- WHAT TO WORK ON: Copy each line below that includes "envelope".

# # # #

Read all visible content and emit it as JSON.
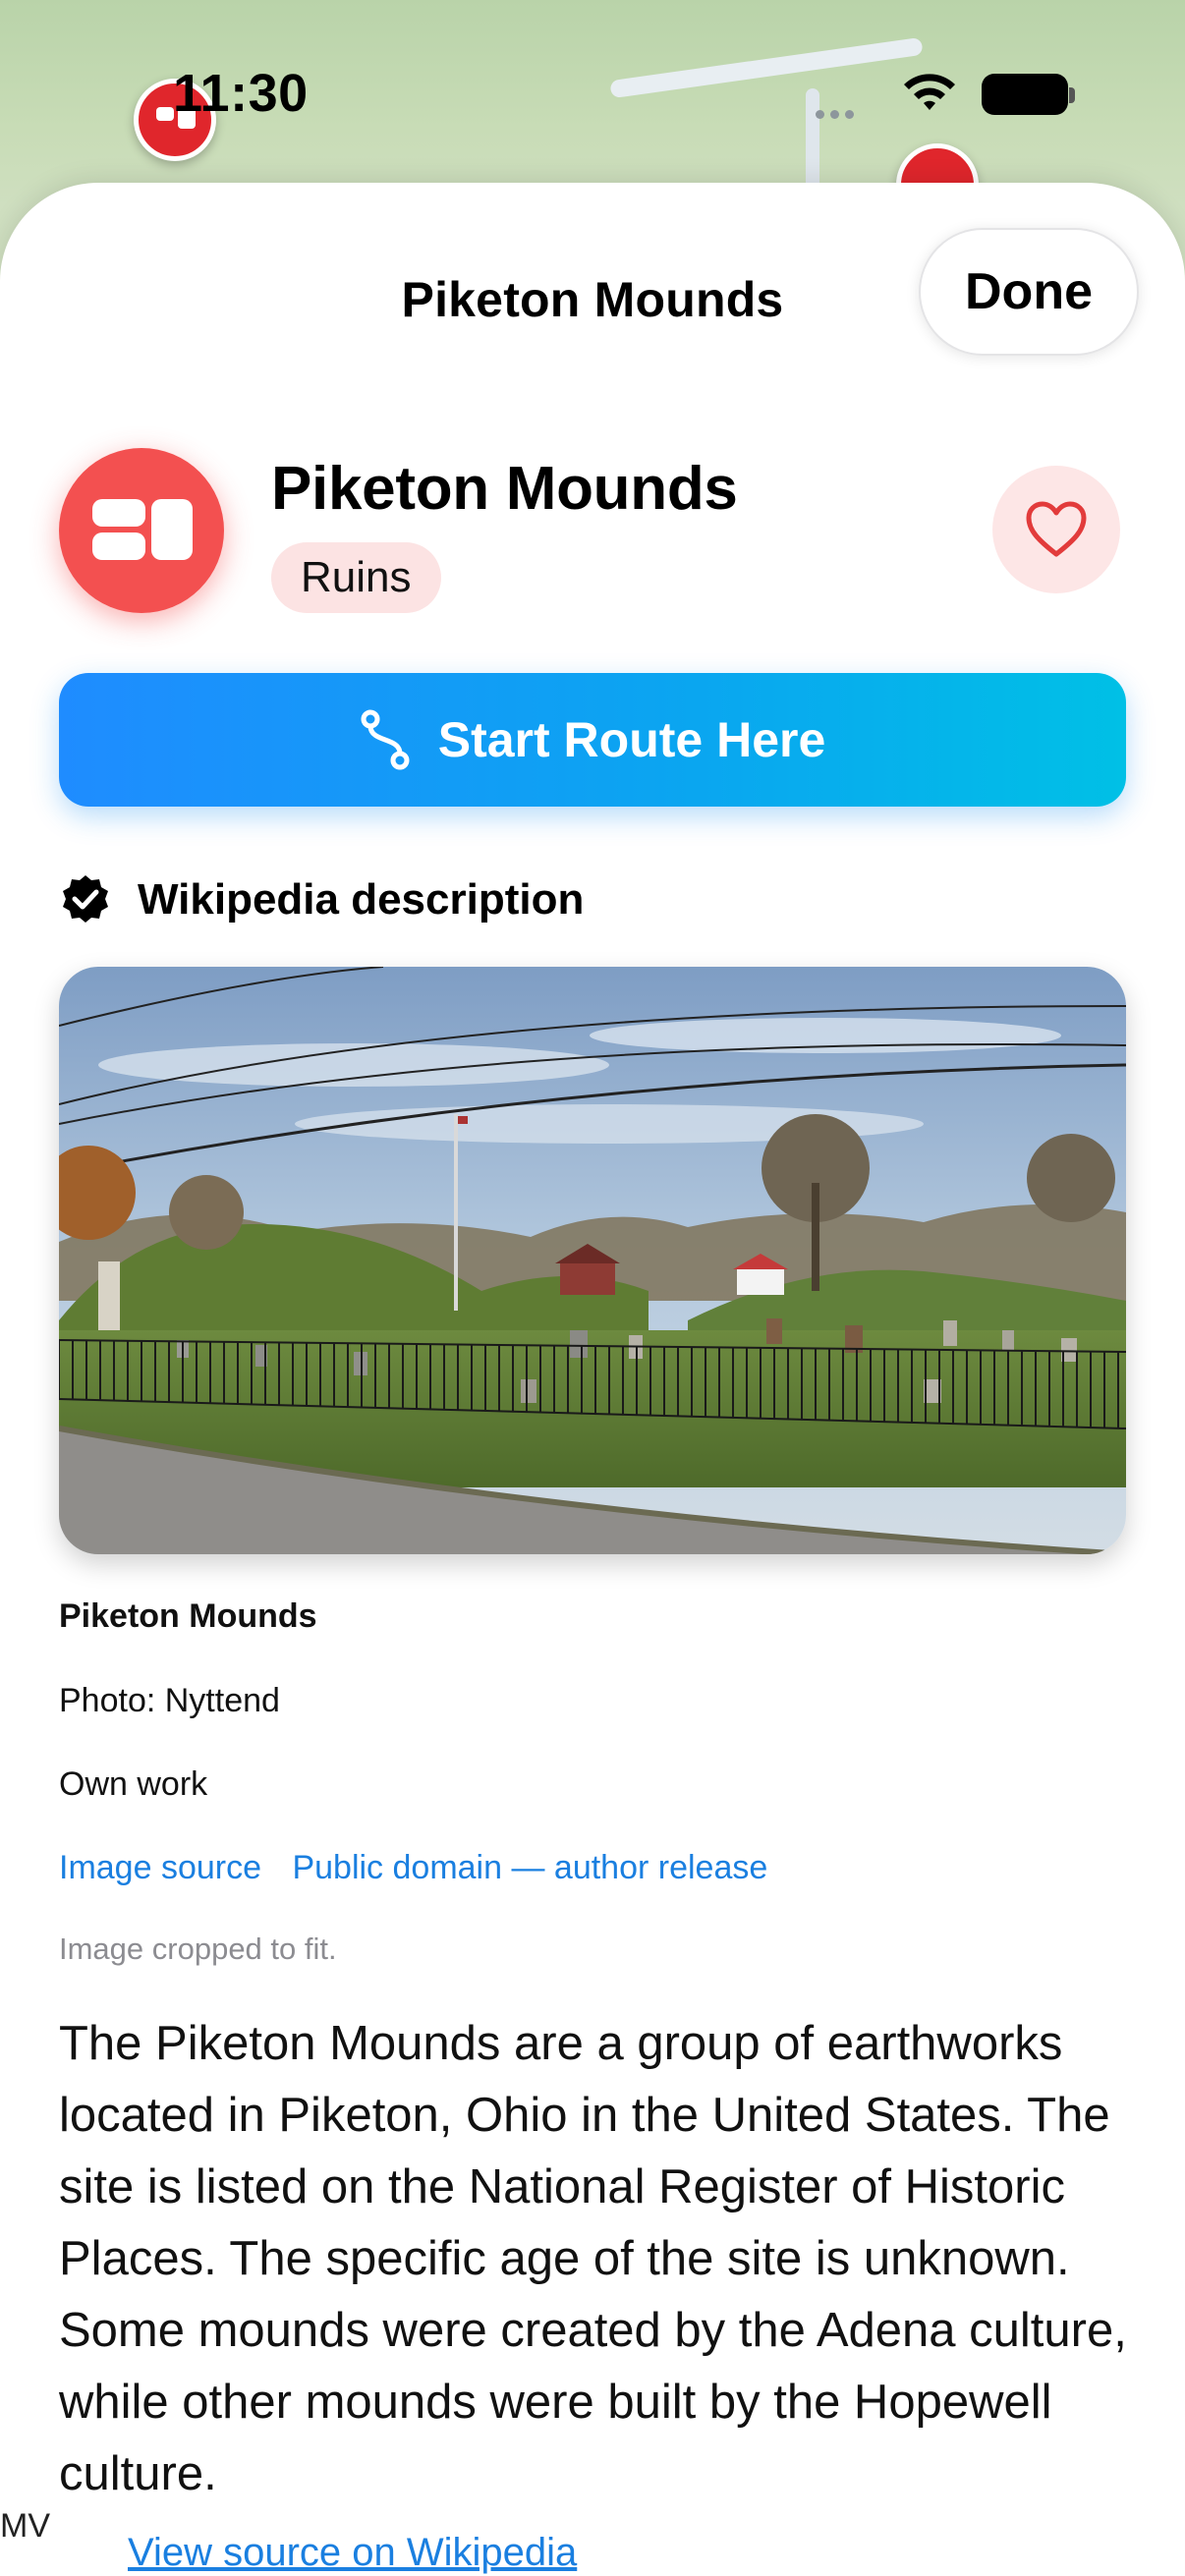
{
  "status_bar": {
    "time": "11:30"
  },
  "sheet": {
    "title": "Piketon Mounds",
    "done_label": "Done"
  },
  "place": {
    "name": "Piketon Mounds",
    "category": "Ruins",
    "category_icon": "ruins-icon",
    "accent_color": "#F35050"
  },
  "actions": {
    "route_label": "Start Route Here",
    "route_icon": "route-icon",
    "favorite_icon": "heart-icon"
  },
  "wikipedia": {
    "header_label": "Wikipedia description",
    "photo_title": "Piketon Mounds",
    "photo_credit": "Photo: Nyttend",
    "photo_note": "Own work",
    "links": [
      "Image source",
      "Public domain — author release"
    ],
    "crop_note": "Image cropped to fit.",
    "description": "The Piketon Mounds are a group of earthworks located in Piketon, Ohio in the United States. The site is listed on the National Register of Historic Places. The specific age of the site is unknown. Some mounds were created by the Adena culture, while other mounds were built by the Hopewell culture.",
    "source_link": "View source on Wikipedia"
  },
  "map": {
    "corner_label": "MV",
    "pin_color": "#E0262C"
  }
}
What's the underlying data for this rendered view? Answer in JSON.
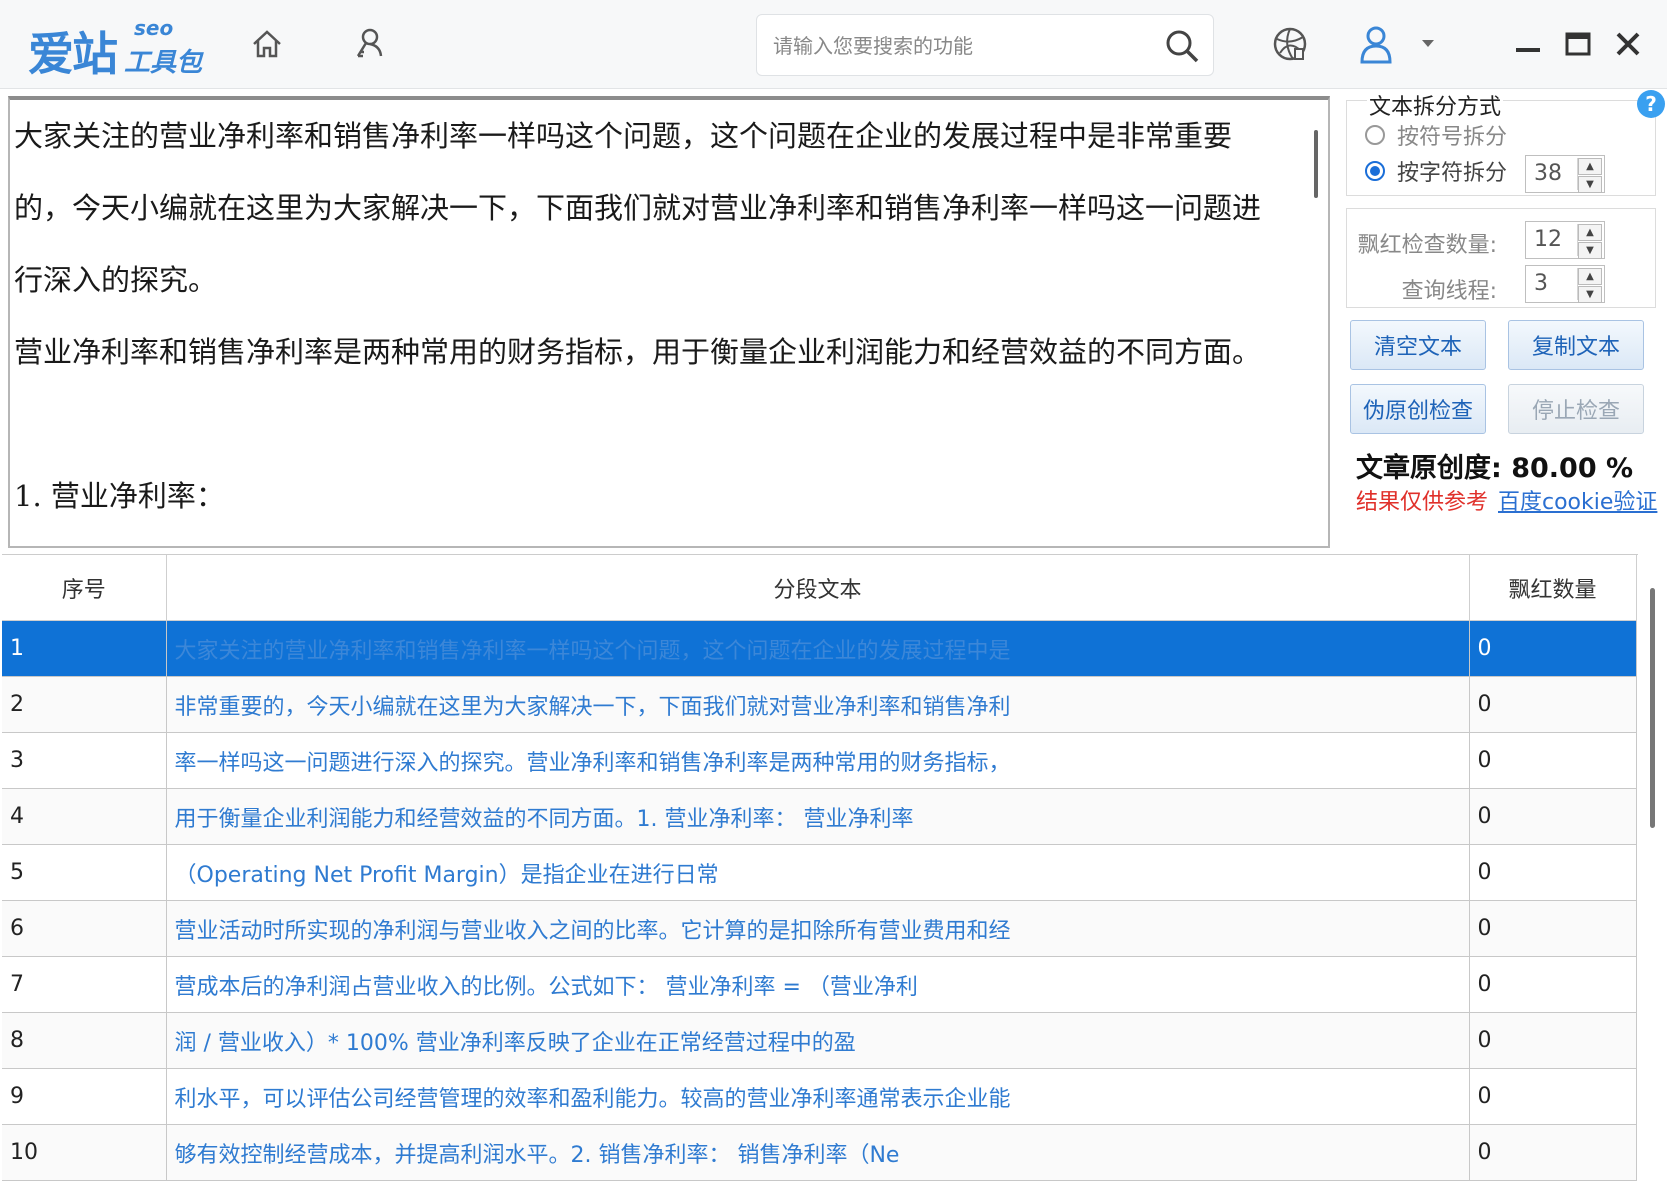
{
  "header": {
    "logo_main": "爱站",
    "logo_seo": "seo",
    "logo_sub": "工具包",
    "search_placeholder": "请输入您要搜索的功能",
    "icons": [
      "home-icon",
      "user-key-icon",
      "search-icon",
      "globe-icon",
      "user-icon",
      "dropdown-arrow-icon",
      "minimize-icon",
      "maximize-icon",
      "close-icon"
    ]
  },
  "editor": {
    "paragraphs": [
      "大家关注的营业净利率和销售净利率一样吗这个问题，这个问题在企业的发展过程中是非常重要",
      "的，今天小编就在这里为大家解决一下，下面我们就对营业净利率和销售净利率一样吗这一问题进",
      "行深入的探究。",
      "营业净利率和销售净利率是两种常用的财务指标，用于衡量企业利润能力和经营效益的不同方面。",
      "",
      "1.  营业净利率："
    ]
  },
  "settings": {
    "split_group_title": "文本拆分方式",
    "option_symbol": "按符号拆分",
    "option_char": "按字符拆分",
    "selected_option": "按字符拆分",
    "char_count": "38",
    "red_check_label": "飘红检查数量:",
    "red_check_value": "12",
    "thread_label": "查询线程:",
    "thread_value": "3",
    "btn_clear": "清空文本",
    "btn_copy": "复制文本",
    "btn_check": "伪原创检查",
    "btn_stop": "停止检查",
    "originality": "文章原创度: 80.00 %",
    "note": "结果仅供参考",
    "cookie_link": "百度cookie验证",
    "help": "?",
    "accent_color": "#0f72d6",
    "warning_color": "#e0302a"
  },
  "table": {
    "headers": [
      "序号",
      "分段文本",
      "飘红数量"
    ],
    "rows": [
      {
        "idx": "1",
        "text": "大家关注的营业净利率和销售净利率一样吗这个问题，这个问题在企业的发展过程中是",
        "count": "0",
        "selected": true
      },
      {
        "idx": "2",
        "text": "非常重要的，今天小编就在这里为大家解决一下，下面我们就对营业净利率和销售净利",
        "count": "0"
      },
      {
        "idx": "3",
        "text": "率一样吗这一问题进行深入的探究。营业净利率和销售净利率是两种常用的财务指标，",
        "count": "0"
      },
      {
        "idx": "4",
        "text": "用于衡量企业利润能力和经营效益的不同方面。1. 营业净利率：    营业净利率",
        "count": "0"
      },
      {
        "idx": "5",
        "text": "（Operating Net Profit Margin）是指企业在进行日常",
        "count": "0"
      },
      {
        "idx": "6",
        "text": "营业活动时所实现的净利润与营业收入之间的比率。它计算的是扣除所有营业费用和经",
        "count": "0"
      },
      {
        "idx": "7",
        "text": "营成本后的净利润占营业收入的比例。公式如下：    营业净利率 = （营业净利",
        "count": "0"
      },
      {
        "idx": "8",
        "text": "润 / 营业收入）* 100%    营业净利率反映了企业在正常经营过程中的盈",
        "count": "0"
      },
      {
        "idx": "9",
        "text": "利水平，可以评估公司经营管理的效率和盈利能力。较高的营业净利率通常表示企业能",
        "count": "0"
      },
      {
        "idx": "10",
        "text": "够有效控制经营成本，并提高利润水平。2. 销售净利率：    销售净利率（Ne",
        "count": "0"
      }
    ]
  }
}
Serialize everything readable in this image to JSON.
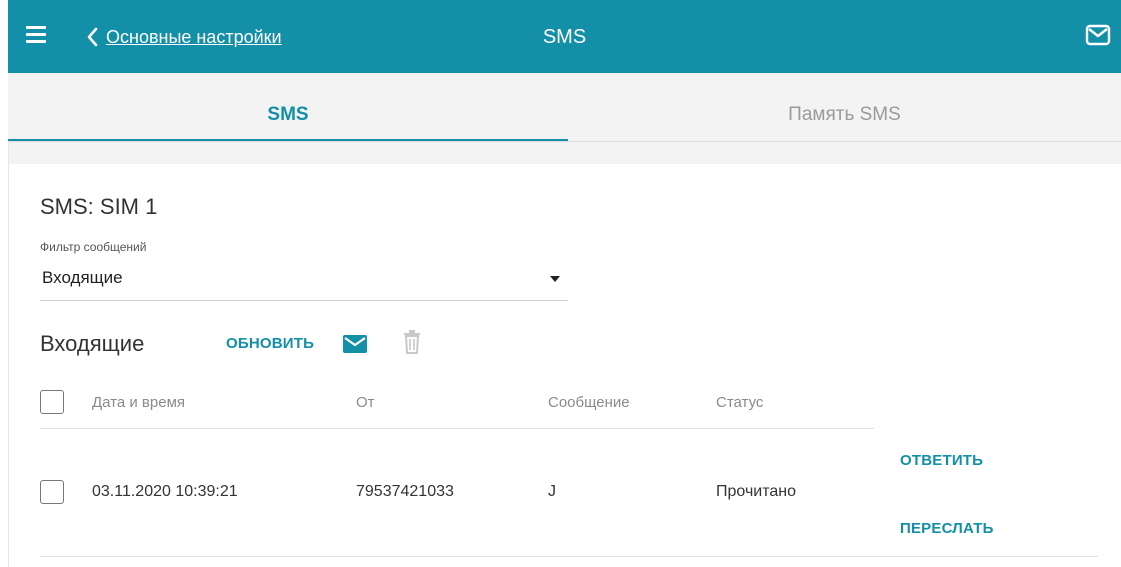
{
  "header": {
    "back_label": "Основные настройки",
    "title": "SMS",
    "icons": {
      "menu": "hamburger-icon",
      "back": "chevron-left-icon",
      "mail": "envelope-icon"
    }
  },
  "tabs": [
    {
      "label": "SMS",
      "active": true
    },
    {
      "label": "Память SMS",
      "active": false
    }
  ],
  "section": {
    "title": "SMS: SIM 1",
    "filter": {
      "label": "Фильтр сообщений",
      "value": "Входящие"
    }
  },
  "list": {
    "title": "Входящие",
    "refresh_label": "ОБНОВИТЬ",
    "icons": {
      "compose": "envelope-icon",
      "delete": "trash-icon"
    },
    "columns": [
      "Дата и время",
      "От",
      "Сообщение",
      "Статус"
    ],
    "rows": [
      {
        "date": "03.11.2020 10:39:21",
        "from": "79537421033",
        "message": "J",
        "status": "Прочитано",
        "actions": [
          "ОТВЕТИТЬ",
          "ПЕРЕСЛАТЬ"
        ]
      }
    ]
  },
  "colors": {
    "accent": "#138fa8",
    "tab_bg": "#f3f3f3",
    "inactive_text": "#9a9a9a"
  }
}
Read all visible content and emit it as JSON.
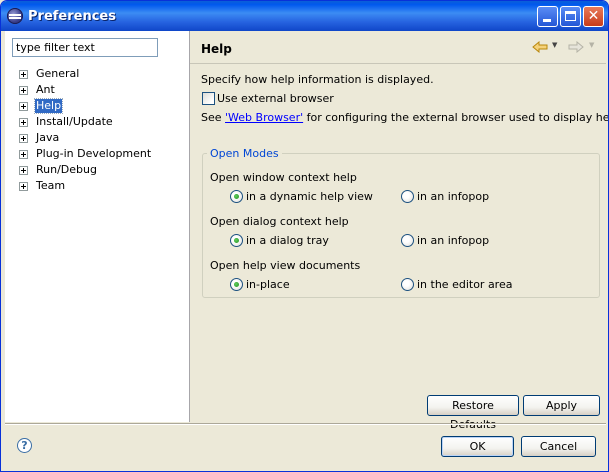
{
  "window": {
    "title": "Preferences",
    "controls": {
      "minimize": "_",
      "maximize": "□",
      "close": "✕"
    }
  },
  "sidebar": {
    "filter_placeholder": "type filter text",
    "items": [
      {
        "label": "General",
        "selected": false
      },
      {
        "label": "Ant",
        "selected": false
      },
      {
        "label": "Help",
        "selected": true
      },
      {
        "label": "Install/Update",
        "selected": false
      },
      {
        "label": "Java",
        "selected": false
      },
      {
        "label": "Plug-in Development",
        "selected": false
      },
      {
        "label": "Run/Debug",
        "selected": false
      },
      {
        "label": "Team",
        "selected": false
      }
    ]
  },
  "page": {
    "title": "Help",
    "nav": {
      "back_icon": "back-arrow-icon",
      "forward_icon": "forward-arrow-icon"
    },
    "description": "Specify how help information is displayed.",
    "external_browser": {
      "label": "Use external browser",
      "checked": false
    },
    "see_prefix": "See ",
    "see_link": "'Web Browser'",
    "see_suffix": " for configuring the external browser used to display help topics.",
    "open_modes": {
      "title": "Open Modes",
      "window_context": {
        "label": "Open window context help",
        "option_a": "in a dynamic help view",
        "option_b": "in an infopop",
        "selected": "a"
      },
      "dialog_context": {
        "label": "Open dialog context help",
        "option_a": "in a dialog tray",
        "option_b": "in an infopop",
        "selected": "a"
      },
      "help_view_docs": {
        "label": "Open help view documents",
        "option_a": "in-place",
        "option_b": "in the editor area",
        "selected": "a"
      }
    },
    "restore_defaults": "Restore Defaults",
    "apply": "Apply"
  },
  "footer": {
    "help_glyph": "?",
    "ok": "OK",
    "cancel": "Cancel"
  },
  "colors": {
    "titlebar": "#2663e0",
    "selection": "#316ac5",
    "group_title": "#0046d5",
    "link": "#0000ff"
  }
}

# # # #

- THE COMPLETED TASK:
      "mail": "envelope-icon"
      "compose": "envelope-icon",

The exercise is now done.